* Exercise description *
Please print all of the material below, word for word.

* Saved entries *
- - - - - - -
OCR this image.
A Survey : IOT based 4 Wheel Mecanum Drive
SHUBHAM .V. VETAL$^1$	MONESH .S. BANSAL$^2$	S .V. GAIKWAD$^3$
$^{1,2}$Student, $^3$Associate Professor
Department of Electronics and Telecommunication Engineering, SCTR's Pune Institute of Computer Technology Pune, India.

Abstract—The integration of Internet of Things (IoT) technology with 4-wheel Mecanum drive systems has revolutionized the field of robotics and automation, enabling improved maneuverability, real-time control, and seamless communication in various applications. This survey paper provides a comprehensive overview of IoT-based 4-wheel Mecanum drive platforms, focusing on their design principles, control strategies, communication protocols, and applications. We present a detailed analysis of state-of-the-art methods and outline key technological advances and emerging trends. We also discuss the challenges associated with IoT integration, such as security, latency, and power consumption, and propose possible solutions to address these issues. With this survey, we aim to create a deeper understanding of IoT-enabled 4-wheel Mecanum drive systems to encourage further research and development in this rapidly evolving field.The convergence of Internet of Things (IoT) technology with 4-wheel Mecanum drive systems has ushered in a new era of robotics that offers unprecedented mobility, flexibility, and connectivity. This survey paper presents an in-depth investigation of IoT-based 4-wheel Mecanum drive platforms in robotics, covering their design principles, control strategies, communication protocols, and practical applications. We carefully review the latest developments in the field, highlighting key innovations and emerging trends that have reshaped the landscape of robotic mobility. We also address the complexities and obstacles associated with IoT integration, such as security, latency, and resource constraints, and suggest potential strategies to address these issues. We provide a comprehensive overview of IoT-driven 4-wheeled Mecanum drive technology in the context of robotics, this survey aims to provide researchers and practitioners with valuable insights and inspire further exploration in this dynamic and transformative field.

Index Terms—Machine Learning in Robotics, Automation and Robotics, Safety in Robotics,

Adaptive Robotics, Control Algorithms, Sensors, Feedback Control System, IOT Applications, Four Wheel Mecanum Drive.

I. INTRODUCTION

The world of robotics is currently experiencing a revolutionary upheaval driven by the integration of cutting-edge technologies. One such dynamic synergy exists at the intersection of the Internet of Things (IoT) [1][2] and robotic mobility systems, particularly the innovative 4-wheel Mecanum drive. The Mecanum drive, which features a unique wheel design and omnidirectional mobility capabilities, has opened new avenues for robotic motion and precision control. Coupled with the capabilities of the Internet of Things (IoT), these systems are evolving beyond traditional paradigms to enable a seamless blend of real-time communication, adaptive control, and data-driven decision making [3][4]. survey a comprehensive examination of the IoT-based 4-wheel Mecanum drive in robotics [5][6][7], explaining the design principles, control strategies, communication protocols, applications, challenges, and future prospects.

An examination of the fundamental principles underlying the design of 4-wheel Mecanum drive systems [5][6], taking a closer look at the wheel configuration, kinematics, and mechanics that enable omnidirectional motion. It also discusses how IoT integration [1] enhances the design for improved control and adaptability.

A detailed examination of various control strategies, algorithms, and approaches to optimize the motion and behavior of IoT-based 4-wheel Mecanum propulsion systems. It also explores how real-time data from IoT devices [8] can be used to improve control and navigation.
- - - - - - -
* Exercise solution *
OCR this image.
A Survey : IOT based 4 Wheel Mecanum Drive
SHUBHAM .V. VETAL$^1$	MONESH .S. BANSAL$^2$	S .V. GAIKWAD$^3$
$^{1,2}$Student, $^3$Associate Professor
Department of Electronics and Telecommunication Engineering, SCTR's Pune Institute of Computer Technology Pune, India.

Abstract—The integration of Internet of Things (IoT) technology with 4-wheel Mecanum drive systems has revolutionized the field of robotics and automation, enabling improved maneuverability, real-time control, and seamless communication in various applications. This survey paper provides a comprehensive overview of IoT-based 4-wheel Mecanum drive platforms, focusing on their design principles, control strategies, communication protocols, and applications. We present a detailed analysis of state-of-the-art methods and outline key technological advances and emerging trends. We also discuss the challenges associated with IoT integration, such as security, latency, and power consumption, and propose possible solutions to address these issues. With this survey, we aim to create a deeper understanding of IoT-enabled 4-wheel Mecanum drive systems to encourage further research and development in this rapidly evolving field.The convergence of Internet of Things (IoT) technology with 4-wheel Mecanum drive systems has ushered in a new era of robotics that offers unprecedented mobility, flexibility, and connectivity. This survey paper presents an in-depth investigation of IoT-based 4-wheel Mecanum drive platforms in robotics, covering their design principles, control strategies, communication protocols, and practical applications. We carefully review the latest developments in the field, highlighting key innovations and emerging trends that have reshaped the landscape of robotic mobility. We also address the complexities and obstacles associated with IoT integration, such as security, latency, and resource constraints, and suggest potential strategies to address these issues. We provide a comprehensive overview of IoT-driven 4-wheeled Mecanum drive technology in the context of robotics, this survey aims to provide researchers and practitioners with valuable insights and inspire further exploration in this dynamic and transformative field.

Index Terms—Machine Learning in Robotics, Automation and Robotics, Safety in Robotics,

Adaptive Robotics, Control Algorithms, Sensors, Feedback Control System, IOT Applications, Four Wheel Mecanum Drive.

I. INTRODUCTION

The world of robotics is currently experiencing a revolutionary upheaval driven by the integration of cutting-edge technologies. One such dynamic synergy exists at the intersection of the Internet of Things (IoT) [1][2] and robotic mobility systems, particularly the innovative 4-wheel Mecanum drive. The Mecanum drive, which features a unique wheel design and omnidirectional mobility capabilities, has opened new avenues for robotic motion and precision control. Coupled with the capabilities of the Internet of Things (IoT), these systems are evolving beyond traditional paradigms to enable a seamless blend of real-time communication, adaptive control, and data-driven decision making [3][4]. survey a comprehensive examination of the IoT-based 4-wheel Mecanum drive in robotics [5][6][7], explaining the design principles, control strategies, communication protocols, applications, challenges, and future prospects.

An examination of the fundamental principles underlying the design of 4-wheel Mecanum drive systems [5][6], taking a closer look at the wheel configuration, kinematics, and mechanics that enable omnidirectional motion. It also discusses how IoT integration [1] enhances the design for improved control and adaptability.

A detailed examination of various control strategies, algorithms, and approaches to optimize the motion and behavior of IoT-based 4-wheel Mecanum propulsion systems. It also explores how real-time data from IoT devices [8] can be used to improve control and navigation.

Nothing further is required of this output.